>> start INPUT RECORDS

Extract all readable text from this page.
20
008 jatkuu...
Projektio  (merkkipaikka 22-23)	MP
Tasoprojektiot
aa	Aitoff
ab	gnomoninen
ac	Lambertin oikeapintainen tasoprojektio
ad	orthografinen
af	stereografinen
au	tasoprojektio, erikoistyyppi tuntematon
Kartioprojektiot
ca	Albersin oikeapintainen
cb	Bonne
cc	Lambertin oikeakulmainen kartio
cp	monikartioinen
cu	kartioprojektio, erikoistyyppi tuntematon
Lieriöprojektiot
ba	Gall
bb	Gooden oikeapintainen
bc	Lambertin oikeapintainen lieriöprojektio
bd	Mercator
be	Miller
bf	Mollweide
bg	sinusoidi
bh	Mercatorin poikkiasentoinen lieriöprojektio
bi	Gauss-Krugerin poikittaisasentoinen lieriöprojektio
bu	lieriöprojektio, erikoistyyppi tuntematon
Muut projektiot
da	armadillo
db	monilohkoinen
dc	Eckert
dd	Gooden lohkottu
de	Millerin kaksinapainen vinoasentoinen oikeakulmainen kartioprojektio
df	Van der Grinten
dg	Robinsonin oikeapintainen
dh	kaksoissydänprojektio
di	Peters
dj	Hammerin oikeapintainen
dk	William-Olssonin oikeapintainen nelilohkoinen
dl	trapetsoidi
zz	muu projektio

>> end INPUT RECORDS

◆ BRIEF ◆
All the data must be duplicated exactly, with nothing added or removed.

◆ REPLY ◆
Extract all readable text from this page.
20
008 jatkuu...
Projektio  (merkkipaikka 22-23)	MP
Tasoprojektiot
aa	Aitoff
ab	gnomoninen
ac	Lambertin oikeapintainen tasoprojektio
ad	orthografinen
af	stereografinen
au	tasoprojektio, erikoistyyppi tuntematon
Kartioprojektiot
ca	Albersin oikeapintainen
cb	Bonne
cc	Lambertin oikeakulmainen kartio
cp	monikartioinen
cu	kartioprojektio, erikoistyyppi tuntematon
Lieriöprojektiot
ba	Gall
bb	Gooden oikeapintainen
bc	Lambertin oikeapintainen lieriöprojektio
bd	Mercator
be	Miller
bf	Mollweide
bg	sinusoidi
bh	Mercatorin poikkiasentoinen lieriöprojektio
bi	Gauss-Krugerin poikittaisasentoinen lieriöprojektio
bu	lieriöprojektio, erikoistyyppi tuntematon
Muut projektiot
da	armadillo
db	monilohkoinen
dc	Eckert
dd	Gooden lohkottu
de	Millerin kaksinapainen vinoasentoinen oikeakulmainen kartioprojektio
df	Van der Grinten
dg	Robinsonin oikeapintainen
dh	kaksoissydänprojektio
di	Peters
dj	Hammerin oikeapintainen
dk	William-Olssonin oikeapintainen nelilohkoinen
dl	trapetsoidi
zz	muu projektio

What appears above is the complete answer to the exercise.